Request: Reproduce every entry exactly, without alteration.

Extracted records
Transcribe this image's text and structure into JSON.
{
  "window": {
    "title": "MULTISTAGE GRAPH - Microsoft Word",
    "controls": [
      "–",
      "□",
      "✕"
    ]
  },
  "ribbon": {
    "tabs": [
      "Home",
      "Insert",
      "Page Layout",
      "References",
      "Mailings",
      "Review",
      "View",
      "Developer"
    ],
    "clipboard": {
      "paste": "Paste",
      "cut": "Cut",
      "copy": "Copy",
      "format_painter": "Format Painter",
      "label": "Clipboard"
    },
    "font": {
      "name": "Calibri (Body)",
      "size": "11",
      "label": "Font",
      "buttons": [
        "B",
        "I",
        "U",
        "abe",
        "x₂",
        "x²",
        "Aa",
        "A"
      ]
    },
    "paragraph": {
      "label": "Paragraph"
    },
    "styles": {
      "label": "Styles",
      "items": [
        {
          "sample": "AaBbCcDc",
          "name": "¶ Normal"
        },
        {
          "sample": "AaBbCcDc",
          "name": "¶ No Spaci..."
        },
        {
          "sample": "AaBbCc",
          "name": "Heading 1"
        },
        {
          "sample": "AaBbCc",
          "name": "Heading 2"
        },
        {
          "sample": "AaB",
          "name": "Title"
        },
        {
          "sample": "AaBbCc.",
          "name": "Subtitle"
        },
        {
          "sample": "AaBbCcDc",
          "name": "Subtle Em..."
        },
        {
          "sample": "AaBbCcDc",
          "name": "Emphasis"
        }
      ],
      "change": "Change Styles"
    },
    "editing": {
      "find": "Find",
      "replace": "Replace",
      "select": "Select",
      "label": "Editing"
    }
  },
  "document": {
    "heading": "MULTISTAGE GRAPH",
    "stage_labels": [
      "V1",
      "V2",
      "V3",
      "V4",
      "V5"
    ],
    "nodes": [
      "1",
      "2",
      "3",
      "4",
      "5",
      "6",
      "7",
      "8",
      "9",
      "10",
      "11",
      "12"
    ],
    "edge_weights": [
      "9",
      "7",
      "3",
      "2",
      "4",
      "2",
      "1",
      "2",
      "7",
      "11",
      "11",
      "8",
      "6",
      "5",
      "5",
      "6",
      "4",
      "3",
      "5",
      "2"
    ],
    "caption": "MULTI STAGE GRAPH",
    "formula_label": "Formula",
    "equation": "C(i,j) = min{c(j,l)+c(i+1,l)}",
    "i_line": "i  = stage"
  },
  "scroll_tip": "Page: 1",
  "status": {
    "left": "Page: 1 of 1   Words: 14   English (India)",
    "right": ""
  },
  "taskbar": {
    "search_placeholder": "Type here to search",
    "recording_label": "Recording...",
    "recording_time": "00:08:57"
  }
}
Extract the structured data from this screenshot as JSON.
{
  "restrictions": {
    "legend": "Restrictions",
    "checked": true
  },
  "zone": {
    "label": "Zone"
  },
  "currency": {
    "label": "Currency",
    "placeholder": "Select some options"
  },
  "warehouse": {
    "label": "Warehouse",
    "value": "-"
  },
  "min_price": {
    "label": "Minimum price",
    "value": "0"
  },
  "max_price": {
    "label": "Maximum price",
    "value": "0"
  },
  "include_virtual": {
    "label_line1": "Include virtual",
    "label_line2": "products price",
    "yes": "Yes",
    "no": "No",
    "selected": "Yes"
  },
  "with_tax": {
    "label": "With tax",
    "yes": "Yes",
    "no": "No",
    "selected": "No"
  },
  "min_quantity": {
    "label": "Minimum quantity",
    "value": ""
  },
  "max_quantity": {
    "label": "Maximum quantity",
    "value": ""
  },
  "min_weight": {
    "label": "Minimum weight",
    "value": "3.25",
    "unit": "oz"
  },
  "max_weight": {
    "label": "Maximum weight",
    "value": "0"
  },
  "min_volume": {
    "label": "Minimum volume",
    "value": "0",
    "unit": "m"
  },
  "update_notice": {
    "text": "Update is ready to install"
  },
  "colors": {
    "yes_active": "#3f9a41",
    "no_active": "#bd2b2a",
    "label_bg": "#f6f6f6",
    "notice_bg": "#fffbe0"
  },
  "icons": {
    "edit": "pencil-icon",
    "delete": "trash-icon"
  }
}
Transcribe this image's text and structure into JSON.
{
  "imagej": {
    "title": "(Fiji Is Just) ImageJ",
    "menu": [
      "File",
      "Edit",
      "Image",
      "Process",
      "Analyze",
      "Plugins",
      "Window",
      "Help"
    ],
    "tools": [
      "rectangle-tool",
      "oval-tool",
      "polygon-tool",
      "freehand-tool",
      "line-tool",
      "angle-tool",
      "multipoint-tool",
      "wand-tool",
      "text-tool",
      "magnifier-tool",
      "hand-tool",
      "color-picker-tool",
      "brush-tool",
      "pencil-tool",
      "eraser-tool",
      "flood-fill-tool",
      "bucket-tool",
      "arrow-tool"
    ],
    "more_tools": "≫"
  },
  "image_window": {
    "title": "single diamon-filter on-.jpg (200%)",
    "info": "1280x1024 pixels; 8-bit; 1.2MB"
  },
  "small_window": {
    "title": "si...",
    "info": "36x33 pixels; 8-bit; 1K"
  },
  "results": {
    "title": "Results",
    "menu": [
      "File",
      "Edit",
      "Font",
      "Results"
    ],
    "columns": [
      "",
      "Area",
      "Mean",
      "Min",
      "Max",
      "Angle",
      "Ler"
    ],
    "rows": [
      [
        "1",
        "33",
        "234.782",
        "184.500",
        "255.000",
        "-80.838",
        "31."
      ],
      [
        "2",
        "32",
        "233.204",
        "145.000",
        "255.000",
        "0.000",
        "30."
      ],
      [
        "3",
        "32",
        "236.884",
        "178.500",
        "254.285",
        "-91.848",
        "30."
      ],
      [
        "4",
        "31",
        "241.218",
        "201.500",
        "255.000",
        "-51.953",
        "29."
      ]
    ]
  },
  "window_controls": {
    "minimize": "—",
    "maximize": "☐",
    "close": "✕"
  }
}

Finished task:
Transcribe this image's text and structure into JSON.
{
  "window": {
    "title": "MULTISTAGE GRAPH - Microsoft Word",
    "controls": [
      "–",
      "□",
      "✕"
    ]
  },
  "ribbon": {
    "tabs": [
      "Home",
      "Insert",
      "Page Layout",
      "References",
      "Mailings",
      "Review",
      "View",
      "Developer"
    ],
    "clipboard": {
      "paste": "Paste",
      "cut": "Cut",
      "copy": "Copy",
      "format_painter": "Format Painter",
      "label": "Clipboard"
    },
    "font": {
      "name": "Calibri (Body)",
      "size": "11",
      "label": "Font",
      "buttons": [
        "B",
        "I",
        "U",
        "abe",
        "x₂",
        "x²",
        "Aa",
        "A"
      ]
    },
    "paragraph": {
      "label": "Paragraph"
    },
    "styles": {
      "label": "Styles",
      "items": [
        {
          "sample": "AaBbCcDc",
          "name": "¶ Normal"
        },
        {
          "sample": "AaBbCcDc",
          "name": "¶ No Spaci..."
        },
        {
          "sample": "AaBbCc",
          "name": "Heading 1"
        },
        {
          "sample": "AaBbCc",
          "name": "Heading 2"
        },
        {
          "sample": "AaB",
          "name": "Title"
        },
        {
          "sample": "AaBbCc.",
          "name": "Subtitle"
        },
        {
          "sample": "AaBbCcDc",
          "name": "Subtle Em..."
        },
        {
          "sample": "AaBbCcDc",
          "name": "Emphasis"
        }
      ],
      "change": "Change Styles"
    },
    "editing": {
      "find": "Find",
      "replace": "Replace",
      "select": "Select",
      "label": "Editing"
    }
  },
  "document": {
    "heading": "MULTISTAGE GRAPH",
    "stage_labels": [
      "V1",
      "V2",
      "V3",
      "V4",
      "V5"
    ],
    "nodes": [
      "1",
      "2",
      "3",
      "4",
      "5",
      "6",
      "7",
      "8",
      "9",
      "10",
      "11",
      "12"
    ],
    "edge_weights": [
      "9",
      "7",
      "3",
      "2",
      "4",
      "2",
      "1",
      "2",
      "7",
      "11",
      "11",
      "8",
      "6",
      "5",
      "5",
      "6",
      "4",
      "3",
      "5",
      "2"
    ],
    "caption": "MULTI STAGE GRAPH",
    "formula_label": "Formula",
    "equation": "C(i,j) = min{c(j,l)+c(i+1,l)}",
    "i_line": "i  = stage"
  },
  "scroll_tip": "Page: 1",
  "status": {
    "left": "Page: 1 of 1   Words: 14   English (India)",
    "right": ""
  },
  "taskbar": {
    "search_placeholder": "Type here to search",
    "recording_label": "Recording...",
    "recording_time": "00:08:57"
  }
}
Extract the structured data from this screenshot as JSON.
{
  "restrictions": {
    "legend": "Restrictions",
    "checked": true
  },
  "zone": {
    "label": "Zone"
  },
  "currency": {
    "label": "Currency",
    "placeholder": "Select some options"
  },
  "warehouse": {
    "label": "Warehouse",
    "value": "-"
  },
  "min_price": {
    "label": "Minimum price",
    "value": "0"
  },
  "max_price": {
    "label": "Maximum price",
    "value": "0"
  },
  "include_virtual": {
    "label_line1": "Include virtual",
    "label_line2": "products price",
    "yes": "Yes",
    "no": "No",
    "selected": "Yes"
  },
  "with_tax": {
    "label": "With tax",
    "yes": "Yes",
    "no": "No",
    "selected": "No"
  },
  "min_quantity": {
    "label": "Minimum quantity",
    "value": ""
  },
  "max_quantity": {
    "label": "Maximum quantity",
    "value": ""
  },
  "min_weight": {
    "label": "Minimum weight",
    "value": "3.25",
    "unit": "oz"
  },
  "max_weight": {
    "label": "Maximum weight",
    "value": "0"
  },
  "min_volume": {
    "label": "Minimum volume",
    "value": "0",
    "unit": "m"
  },
  "update_notice": {
    "text": "Update is ready to install"
  },
  "colors": {
    "yes_active": "#3f9a41",
    "no_active": "#bd2b2a",
    "label_bg": "#f6f6f6",
    "notice_bg": "#fffbe0"
  },
  "icons": {
    "edit": "pencil-icon",
    "delete": "trash-icon"
  }
}
Transcribe this image's text and structure into JSON.
{
  "imagej": {
    "title": "(Fiji Is Just) ImageJ",
    "menu": [
      "File",
      "Edit",
      "Image",
      "Process",
      "Analyze",
      "Plugins",
      "Window",
      "Help"
    ],
    "tools": [
      "rectangle-tool",
      "oval-tool",
      "polygon-tool",
      "freehand-tool",
      "line-tool",
      "angle-tool",
      "multipoint-tool",
      "wand-tool",
      "text-tool",
      "magnifier-tool",
      "hand-tool",
      "color-picker-tool",
      "brush-tool",
      "pencil-tool",
      "eraser-tool",
      "flood-fill-tool",
      "bucket-tool",
      "arrow-tool"
    ],
    "more_tools": "≫"
  },
  "image_window": {
    "title": "single diamon-filter on-.jpg (200%)",
    "info": "1280x1024 pixels; 8-bit; 1.2MB"
  },
  "small_window": {
    "title": "si...",
    "info": "36x33 pixels; 8-bit; 1K"
  },
  "results": {
    "title": "Results",
    "menu": [
      "File",
      "Edit",
      "Font",
      "Results"
    ],
    "columns": [
      "",
      "Area",
      "Mean",
      "Min",
      "Max",
      "Angle",
      "Ler"
    ],
    "rows": [
      [
        "1",
        "33",
        "234.782",
        "184.500",
        "255.000",
        "-80.838",
        "31."
      ],
      [
        "2",
        "32",
        "233.204",
        "145.000",
        "255.000",
        "0.000",
        "30."
      ],
      [
        "3",
        "32",
        "236.884",
        "178.500",
        "254.285",
        "-91.848",
        "30."
      ],
      [
        "4",
        "31",
        "241.218",
        "201.500",
        "255.000",
        "-51.953",
        "29."
      ]
    ]
  },
  "window_controls": {
    "minimize": "—",
    "maximize": "☐",
    "close": "✕"
  }
}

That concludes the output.